> _REQUIREMENT_: Arrange the entries from the line containing "- panel-label-d: d: [4, 104, 14, 121]" through the line containing "- fluorescence-image: [377, 212, 466, 298]" as a Markdown table with the columns Row and Entry, numbering each line and omitting blank lines.

Element boundary entries:
○ ○ ○ ○ ○

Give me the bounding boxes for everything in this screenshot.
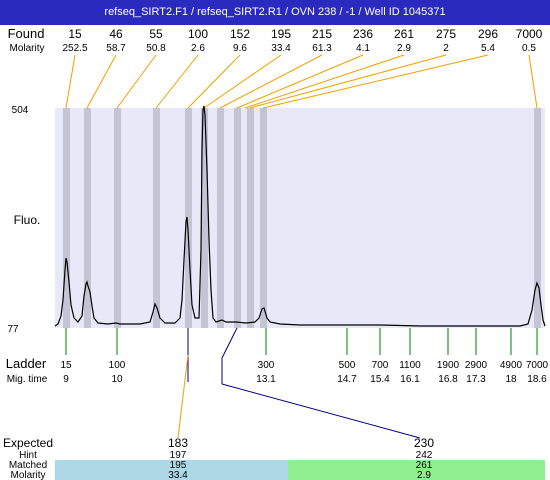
- expected-hint: 242: [416, 450, 433, 461]
- found-peak-size: 7000: [516, 27, 543, 41]
- match-cell: [55, 460, 288, 480]
- ladder-mig-time: 17.3: [466, 374, 486, 385]
- ladder-size: 2900: [465, 360, 488, 371]
- match-cell: [288, 460, 545, 480]
- y-axis-max-label: 504: [12, 105, 29, 116]
- found-molarity-label: Molarity: [9, 43, 44, 54]
- found-label: Found: [8, 26, 45, 41]
- ladder-mig-time: 15.4: [370, 374, 390, 385]
- found-peak-size: 55: [149, 27, 163, 41]
- ladder-mig-time: 18: [505, 374, 517, 385]
- ladder-mig-time: 14.7: [337, 374, 357, 385]
- found-peak-connector: [236, 54, 364, 109]
- ladder-size: 100: [109, 360, 126, 371]
- ladder-mig-time: 13.1: [256, 374, 276, 385]
- ladder-size: 500: [339, 360, 356, 371]
- found-peak-connector: [528, 54, 538, 109]
- expected-connector-230: [221, 383, 421, 439]
- ladder-size: 7000: [526, 360, 549, 371]
- ladder-mig-time: 9: [63, 374, 69, 385]
- expected-connector-183: [177, 354, 189, 439]
- ladder-mig-time: 10: [111, 374, 123, 385]
- found-peak-size: 275: [436, 27, 456, 41]
- found-peak-molarity: 252.5: [62, 43, 87, 54]
- found-peak-size: 195: [271, 27, 291, 41]
- found-peak-molarity: 9.6: [233, 43, 247, 54]
- found-peak-connector: [262, 54, 489, 109]
- expected-marker-230: [221, 327, 238, 384]
- found-peak-molarity: 2.6: [191, 43, 205, 54]
- found-peak-size: 296: [478, 27, 498, 41]
- expected-molarity: 33.4: [168, 470, 188, 480]
- found-peak-molarity: 2: [443, 43, 449, 54]
- ladder-size: 4900: [500, 360, 523, 371]
- found-peak-molarity: 4.1: [356, 43, 370, 54]
- peak-band: [153, 108, 160, 328]
- ladder-size: 300: [258, 360, 275, 371]
- peak-band: [114, 108, 121, 328]
- peak-band: [63, 108, 70, 328]
- ladder-size: 1100: [399, 360, 421, 371]
- found-peak-connector: [116, 54, 157, 109]
- found-peak-molarity: 5.4: [481, 43, 495, 54]
- expected-size: 230: [414, 436, 434, 450]
- ladder-mig-time: 18.6: [527, 374, 547, 385]
- found-peak-connector: [249, 54, 447, 109]
- found-peak-size: 236: [353, 27, 373, 41]
- found-peak-size: 261: [394, 27, 414, 41]
- found-peak-molarity: 61.3: [312, 43, 332, 54]
- peak-band: [201, 108, 208, 328]
- ladder-size: 15: [60, 360, 72, 371]
- found-peak-molarity: 33.4: [271, 43, 291, 54]
- found-peak-size: 152: [230, 27, 250, 41]
- peak-band: [217, 108, 224, 328]
- expected-matched: 261: [416, 460, 433, 471]
- peak-band: [260, 108, 267, 328]
- found-peak-size: 215: [312, 27, 332, 41]
- hint-label: Hint: [19, 450, 37, 461]
- found-peak-connector: [155, 54, 199, 109]
- fluorescence-trace: [54, 105, 546, 327]
- plot-area: [55, 108, 545, 328]
- peak-band: [534, 108, 541, 328]
- found-peak-connector: [244, 54, 405, 109]
- found-peak-size: 46: [109, 27, 123, 41]
- found-peak-molarity: 0.5: [522, 43, 536, 54]
- ladder-mig-time: 16.1: [400, 374, 420, 385]
- expected-size: 183: [168, 436, 188, 450]
- found-peak-connector: [86, 54, 117, 109]
- found-peak-connector: [203, 54, 282, 109]
- peak-band: [185, 108, 192, 328]
- matched-label: Matched: [9, 460, 47, 471]
- found-peak-size: 100: [188, 27, 208, 41]
- y-axis-min-label: 77: [7, 324, 19, 335]
- found-peak-connector: [187, 54, 241, 109]
- ladder-size: 700: [372, 360, 389, 371]
- found-peak-molarity: 58.7: [106, 43, 126, 54]
- found-peak-molarity: 50.8: [146, 43, 166, 54]
- expected-label: Expected: [3, 436, 53, 450]
- expected-molarity-label: Molarity: [10, 470, 45, 480]
- expected-hint: 197: [170, 450, 187, 461]
- y-axis-label: Fluo.: [14, 213, 41, 227]
- ladder-mig-time: 16.8: [438, 374, 458, 385]
- peak-band: [234, 108, 241, 328]
- found-peak-molarity: 2.9: [397, 43, 411, 54]
- found-peak-connector: [219, 54, 323, 109]
- ladder-size: 1900: [437, 360, 460, 371]
- ladder-label: Ladder: [6, 356, 47, 371]
- found-peak-connector: [65, 54, 76, 109]
- expected-molarity: 2.9: [417, 470, 431, 480]
- peak-band: [84, 108, 91, 328]
- peak-band: [247, 108, 254, 328]
- expected-matched: 195: [170, 460, 187, 471]
- mig-time-label: Mig. time: [7, 374, 48, 385]
- chart-title-bar: refseq_SIRT2.F1 / refseq_SIRT2.R1 / OVN …: [0, 0, 550, 25]
- found-peak-size: 15: [68, 27, 82, 41]
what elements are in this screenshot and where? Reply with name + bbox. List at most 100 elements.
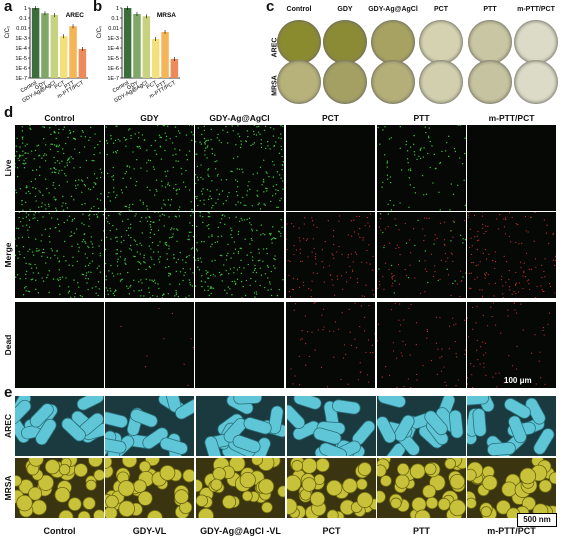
- panel-label-d: d: [4, 104, 14, 121]
- y-tick-label: 0.01: [16, 26, 27, 32]
- sem-image: [467, 396, 556, 456]
- x-tick-label: PTT: [156, 80, 169, 91]
- y-tick-label: 1E-7: [15, 76, 27, 82]
- panel-d-column-header: m-PTT/PCT: [488, 113, 535, 123]
- fluorescence-image: [286, 302, 375, 388]
- y-tick-label: 0.1: [19, 16, 27, 22]
- panel-label-e: e: [4, 384, 13, 401]
- agar-plate: [419, 20, 463, 64]
- bar: [41, 13, 49, 78]
- fluorescence-image: [105, 302, 194, 388]
- panel-c-column-header: Control: [286, 6, 312, 13]
- panel-e-column-label: PCT: [322, 526, 341, 536]
- sem-image: [196, 396, 285, 456]
- bar: [123, 8, 132, 78]
- bar: [151, 38, 160, 78]
- fluorescence-image: [467, 125, 556, 211]
- x-tick-label: GDY: [126, 80, 140, 91]
- agar-plate: [419, 60, 463, 104]
- panel-c-column-header: GDY: [337, 6, 353, 13]
- sem-image: [196, 458, 285, 518]
- agar-plate: [371, 20, 415, 64]
- bar: [142, 16, 151, 78]
- panel-d-scalebar-label: 100 μm: [504, 376, 532, 385]
- y-tick-label: 1E-3: [15, 36, 27, 42]
- y-axis-label: C/C₀: [97, 25, 103, 38]
- fluorescence-image: [195, 302, 284, 388]
- y-tick-label: 1E-5: [107, 56, 119, 62]
- agar-plate: [468, 20, 512, 64]
- bar: [161, 31, 169, 78]
- sem-image: [287, 396, 376, 456]
- fluorescence-image: [195, 125, 284, 211]
- y-tick-label: 0.01: [108, 26, 119, 32]
- y-tick-label: 1E-7: [107, 76, 119, 82]
- agar-plate: [277, 20, 321, 64]
- x-tick-label: PTT: [64, 80, 77, 91]
- chart-a: 10.10.011E-31E-41E-51E-61E-7C/C₀ARECCont…: [5, 6, 88, 104]
- sem-image: [287, 458, 376, 518]
- y-axis-label: C/C₀: [5, 25, 11, 38]
- chart-title: MRSA: [157, 12, 176, 19]
- panel-e-row-label: AREC: [3, 413, 13, 439]
- fluorescence-image: [377, 212, 466, 298]
- y-tick-label: 1E-6: [107, 66, 119, 72]
- bar: [69, 26, 77, 78]
- fluorescence-image: [286, 125, 375, 211]
- panel-e-column-label: GDY-VL: [132, 526, 167, 536]
- x-tick-label: PCT: [54, 80, 67, 91]
- panel-e-column-label: Control: [43, 526, 76, 536]
- panel-d-column-header: PCT: [322, 113, 339, 123]
- fluorescence-image: [105, 212, 194, 298]
- bar: [31, 8, 40, 78]
- panel-e-row-label: MRSA: [3, 475, 13, 501]
- sem-image: [377, 396, 466, 456]
- agar-plate: [323, 60, 367, 104]
- fluorescence-image: [377, 302, 466, 388]
- sem-image: [467, 458, 556, 518]
- y-tick-label: 1E-5: [15, 56, 27, 62]
- panel-label-c: c: [266, 0, 275, 15]
- fluorescence-image: [15, 302, 104, 388]
- chart-title: AREC: [66, 12, 85, 19]
- panel-d-row-label: Live: [3, 159, 13, 177]
- bar: [170, 58, 179, 78]
- panel-e-column-label: m-PTT/PCT: [487, 526, 536, 536]
- agar-plate: [514, 20, 558, 64]
- y-tick-label: 1: [24, 6, 27, 12]
- panel-d-column-header: PTT: [413, 113, 430, 123]
- panel-c-column-header: PCT: [434, 6, 448, 13]
- panel-d-column-header: GDY: [140, 113, 159, 123]
- fluorescence-image: [377, 125, 466, 211]
- y-tick-label: 1E-4: [15, 46, 27, 52]
- agar-plate: [371, 60, 415, 104]
- sem-image: [15, 396, 104, 456]
- bar: [50, 14, 59, 78]
- panel-d-scalebar-line: [510, 390, 552, 392]
- sem-image: [377, 458, 466, 518]
- x-tick-label: PCT: [146, 80, 159, 91]
- y-tick-label: 1E-3: [107, 36, 119, 42]
- y-tick-label: 0.1: [111, 16, 119, 22]
- panel-c-column-header: GDY-Ag@AgCl: [368, 6, 418, 13]
- panel-label-b: b: [93, 0, 103, 15]
- panel-label-a: a: [4, 0, 13, 15]
- panel-e-column-label: PTT: [413, 526, 430, 536]
- fluorescence-image: [286, 212, 375, 298]
- bar: [78, 48, 87, 78]
- y-tick-label: 1E-4: [107, 46, 119, 52]
- panel-c-column-header: PTT: [483, 6, 497, 13]
- agar-plate: [277, 60, 321, 104]
- fluorescence-image: [15, 212, 104, 298]
- panel-e-column-label: GDY-Ag@AgCl -VL: [200, 526, 281, 536]
- bar: [133, 14, 141, 79]
- y-tick-label: 1: [116, 6, 119, 12]
- sem-image: [15, 458, 104, 518]
- bar: [59, 36, 68, 78]
- fluorescence-image: [195, 212, 284, 298]
- fluorescence-image: [105, 125, 194, 211]
- x-tick-label: GDY: [34, 80, 48, 91]
- panel-c-column-header: m-PTT/PCT: [517, 6, 555, 13]
- panel-e-scalebar: 500 nm: [517, 513, 557, 527]
- agar-plate: [323, 20, 367, 64]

○ ○ ○ ○ ○

> _OUTPUT OF THE EXERCISE_:
| Row | Entry |
|---|---|
| 1 | - panel-label-d: d: [4, 104, 14, 121] |
| 2 | - y-tick-label: 0.01: [16, 26, 27, 32] |
| 3 | - sem-image: [467, 396, 556, 456] |
| 4 | - x-tick-label: PTT: [156, 80, 169, 91] |
| 5 | - y-tick-label: 1E-7: [15, 76, 27, 82] |
| 6 | - panel-d-column-header: m-PTT/PCT: [488, 113, 535, 123] |
| 7 | - fluorescence-image: [286, 302, 375, 388] |
| 8 | - y-tick-label: 0.1: [19, 16, 27, 22] |
| 9 | - panel-label-e: e: [4, 384, 13, 401] |
| 10 | - agar-plate: [419, 20, 463, 64] |
| 11 | - bar: [41, 13, 49, 78] |
| 12 | - fluorescence-image: [105, 302, 194, 388] |
| 13 | - panel-c-column-header: Control: [286, 6, 312, 13] |
| 14 | - panel-e-column-label: PCT: [322, 526, 341, 536] |
| 15 | - sem-image: [196, 396, 285, 456] |
| 16 | - bar: [123, 8, 132, 78] |
| 17 | - bar: [151, 38, 160, 78] |
| 18 | - fluorescence-image: [467, 125, 556, 211] |
| 19 | - x-tick-label: GDY: [126, 80, 140, 91] |
| 20 | - agar-plate: [419, 60, 463, 104] |
| 21 | - panel-c-column-header: GDY: [337, 6, 353, 13] |
| 22 | - sem-image: [196, 458, 285, 518] |
| 23 | - agar-plate: [371, 20, 415, 64] |
| 24 | - bar: [142, 16, 151, 78] |
| 25 | - panel-d-scalebar-label: 100 μm: [504, 376, 532, 385] |
| 26 | - y-tick-label: 1E-3: [15, 36, 27, 42] |
| 27 | - y-axis-label: C/C₀: [97, 25, 103, 38] |
| 28 | - fluorescence-image: [195, 302, 284, 388] |
| 29 | - y-tick-label: 1E-5: [107, 56, 119, 62] |
| 30 | - agar-plate: [468, 20, 512, 64] |
| 31 | - bar: [161, 31, 169, 78] |
| 32 | - sem-image: [287, 396, 376, 456] |
| 33 | - fluorescence-image: [195, 125, 284, 211] |
| 34 | - y-tick-label: 0.01: [108, 26, 119, 32] |
| 35 | - y-tick-label: 1E-7: [107, 76, 119, 82] |
| 36 | - agar-plate: [277, 20, 321, 64] |
| 37 | - x-tick-label: PTT: [64, 80, 77, 91] |
| 38 | - chart-a: 10.10.011E-31E-41E-51E-61E-7C/C₀ARECCont…: [5, 6, 88, 104] |
| 39 | - sem-image: [287, 458, 376, 518] |
| 40 | - y-axis-label: C/C₀: [5, 25, 11, 38] |
| 41 | - chart-title: MRSA: [157, 12, 176, 19] |
| 42 | - panel-e-row-label: AREC: [3, 413, 13, 439] |
| 43 | - fluorescence-image: [377, 212, 466, 298] |